# Problem details
Here are records with pictures in them. Copy all of them exactly and leave the pictures out.

# Records supplied
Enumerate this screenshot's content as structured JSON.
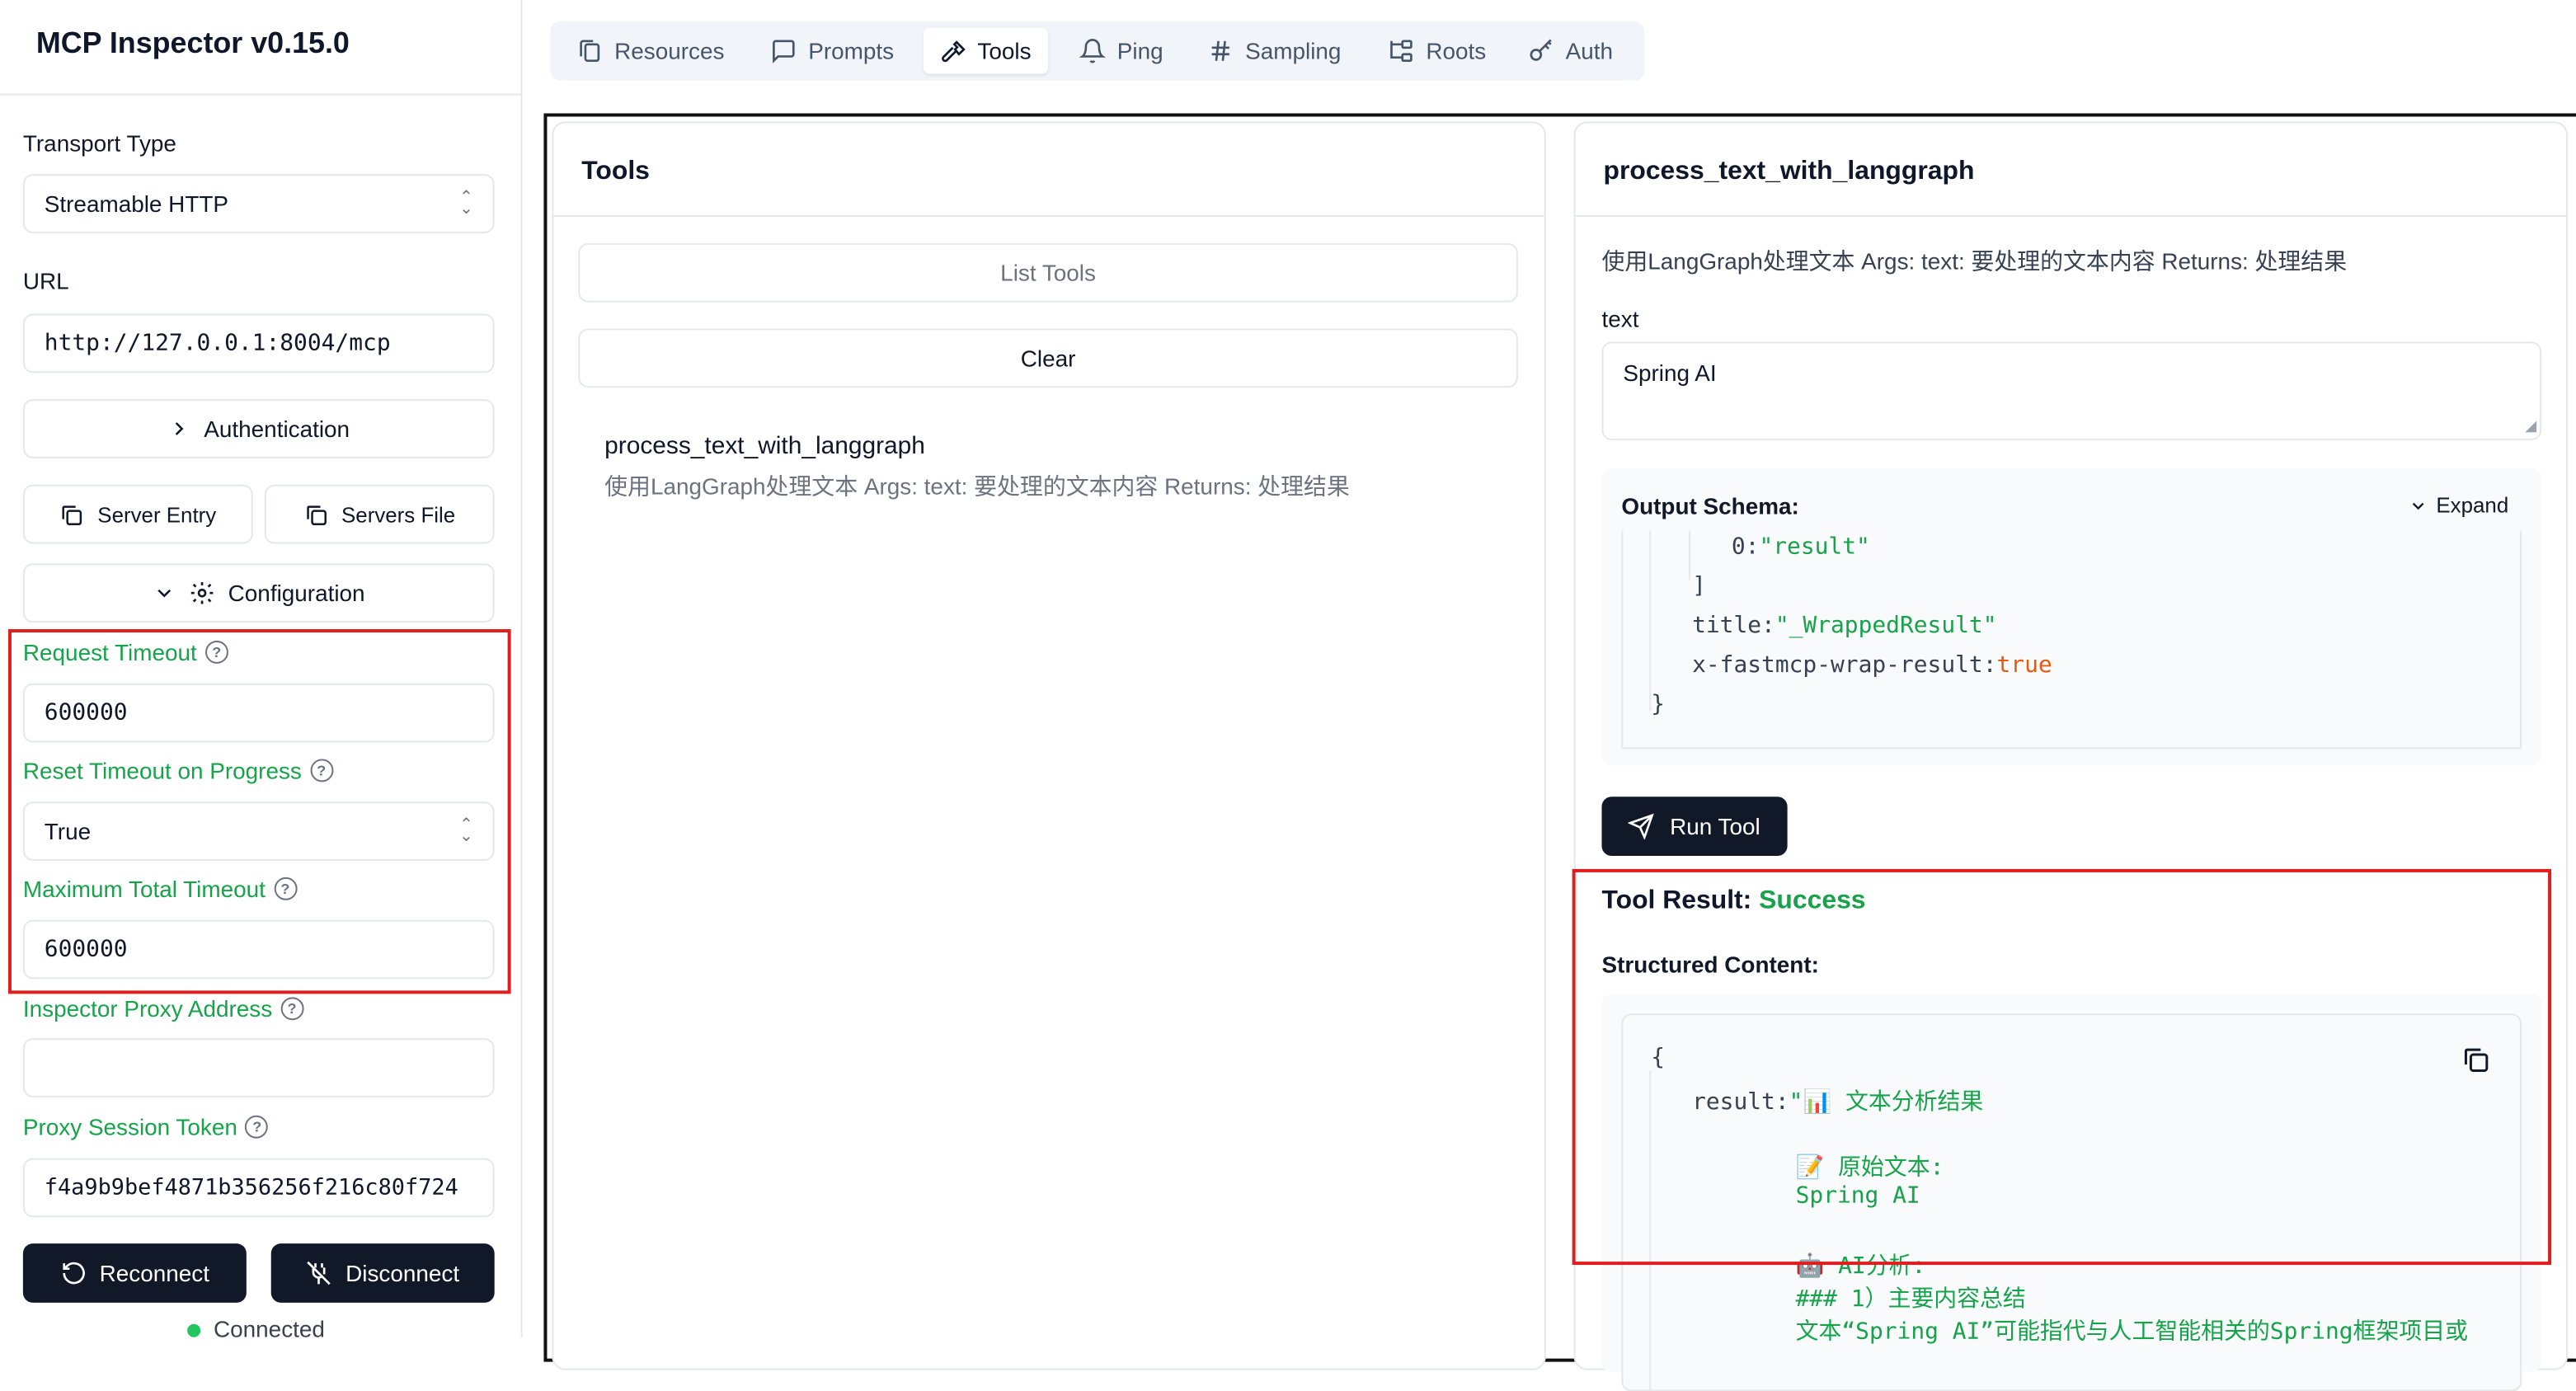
{
  "app": {
    "title": "MCP Inspector v0.15.0"
  },
  "sidebar": {
    "transport_label": "Transport Type",
    "transport_value": "Streamable HTTP",
    "url_label": "URL",
    "url_value": "http://127.0.0.1:8004/mcp",
    "authentication_label": "Authentication",
    "server_entry_label": "Server Entry",
    "servers_file_label": "Servers File",
    "configuration_label": "Configuration",
    "request_timeout_label": "Request Timeout",
    "request_timeout_value": "600000",
    "reset_timeout_label": "Reset Timeout on Progress",
    "reset_timeout_value": "True",
    "max_timeout_label": "Maximum Total Timeout",
    "max_timeout_value": "600000",
    "proxy_address_label": "Inspector Proxy Address",
    "proxy_address_value": "",
    "proxy_token_label": "Proxy Session Token",
    "proxy_token_value": "f4a9b9bef4871b356256f216c80f724",
    "reconnect_label": "Reconnect",
    "disconnect_label": "Disconnect",
    "status_text": "Connected"
  },
  "tabs": [
    {
      "label": "Resources",
      "icon": "files-icon"
    },
    {
      "label": "Prompts",
      "icon": "message-square-icon"
    },
    {
      "label": "Tools",
      "icon": "hammer-icon",
      "active": true
    },
    {
      "label": "Ping",
      "icon": "bell-icon"
    },
    {
      "label": "Sampling",
      "icon": "hash-icon"
    },
    {
      "label": "Roots",
      "icon": "folder-tree-icon"
    },
    {
      "label": "Auth",
      "icon": "key-icon"
    }
  ],
  "tools_panel": {
    "title": "Tools",
    "list_tools_label": "List Tools",
    "clear_label": "Clear",
    "items": [
      {
        "name": "process_text_with_langgraph",
        "description": "使用LangGraph处理文本 Args: text: 要处理的文本内容 Returns: 处理结果"
      }
    ]
  },
  "detail_panel": {
    "title": "process_text_with_langgraph",
    "description": "使用LangGraph处理文本 Args: text: 要处理的文本内容 Returns: 处理结果",
    "param_label": "text",
    "param_value": "Spring AI",
    "output_schema_label": "Output Schema:",
    "expand_label": "Expand",
    "schema_lines": {
      "l1_key": "0:",
      "l1_val": "\"result\"",
      "l2": "]",
      "l3_key": "title:",
      "l3_val": "\"_WrappedResult\"",
      "l4_key": "x-fastmcp-wrap-result:",
      "l4_val": "true",
      "l5": "}"
    },
    "run_tool_label": "Run Tool",
    "result_label": "Tool Result:",
    "result_status": "Success",
    "structured_label": "Structured Content:",
    "result_lines": {
      "open": "{",
      "key": "result:",
      "v1": "\"📊 文本分析结果",
      "v2": "📝 原始文本:",
      "v3": "Spring AI",
      "v4": "🤖 AI分析:",
      "v5": "### 1）主要内容总结",
      "v6": "文本“Spring AI”可能指代与人工智能相关的Spring框架项目或"
    }
  },
  "colors": {
    "accent_green": "#16a34a",
    "highlight_red": "#e11d1d",
    "dark_button": "#111827"
  }
}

# Answer
Enumerate this screenshot's content as structured JSON.
{
  "app": {
    "title": "MCP Inspector v0.15.0"
  },
  "sidebar": {
    "transport_label": "Transport Type",
    "transport_value": "Streamable HTTP",
    "url_label": "URL",
    "url_value": "http://127.0.0.1:8004/mcp",
    "authentication_label": "Authentication",
    "server_entry_label": "Server Entry",
    "servers_file_label": "Servers File",
    "configuration_label": "Configuration",
    "request_timeout_label": "Request Timeout",
    "request_timeout_value": "600000",
    "reset_timeout_label": "Reset Timeout on Progress",
    "reset_timeout_value": "True",
    "max_timeout_label": "Maximum Total Timeout",
    "max_timeout_value": "600000",
    "proxy_address_label": "Inspector Proxy Address",
    "proxy_address_value": "",
    "proxy_token_label": "Proxy Session Token",
    "proxy_token_value": "f4a9b9bef4871b356256f216c80f724",
    "reconnect_label": "Reconnect",
    "disconnect_label": "Disconnect",
    "status_text": "Connected"
  },
  "tabs": [
    {
      "label": "Resources",
      "icon": "files-icon"
    },
    {
      "label": "Prompts",
      "icon": "message-square-icon"
    },
    {
      "label": "Tools",
      "icon": "hammer-icon",
      "active": true
    },
    {
      "label": "Ping",
      "icon": "bell-icon"
    },
    {
      "label": "Sampling",
      "icon": "hash-icon"
    },
    {
      "label": "Roots",
      "icon": "folder-tree-icon"
    },
    {
      "label": "Auth",
      "icon": "key-icon"
    }
  ],
  "tools_panel": {
    "title": "Tools",
    "list_tools_label": "List Tools",
    "clear_label": "Clear",
    "items": [
      {
        "name": "process_text_with_langgraph",
        "description": "使用LangGraph处理文本 Args: text: 要处理的文本内容 Returns: 处理结果"
      }
    ]
  },
  "detail_panel": {
    "title": "process_text_with_langgraph",
    "description": "使用LangGraph处理文本 Args: text: 要处理的文本内容 Returns: 处理结果",
    "param_label": "text",
    "param_value": "Spring AI",
    "output_schema_label": "Output Schema:",
    "expand_label": "Expand",
    "schema_lines": {
      "l1_key": "0:",
      "l1_val": "\"result\"",
      "l2": "]",
      "l3_key": "title:",
      "l3_val": "\"_WrappedResult\"",
      "l4_key": "x-fastmcp-wrap-result:",
      "l4_val": "true",
      "l5": "}"
    },
    "run_tool_label": "Run Tool",
    "result_label": "Tool Result:",
    "result_status": "Success",
    "structured_label": "Structured Content:",
    "result_lines": {
      "open": "{",
      "key": "result:",
      "v1": "\"📊 文本分析结果",
      "v2": "📝 原始文本:",
      "v3": "Spring AI",
      "v4": "🤖 AI分析:",
      "v5": "### 1）主要内容总结",
      "v6": "文本“Spring AI”可能指代与人工智能相关的Spring框架项目或"
    }
  },
  "colors": {
    "accent_green": "#16a34a",
    "highlight_red": "#e11d1d",
    "dark_button": "#111827"
  }
}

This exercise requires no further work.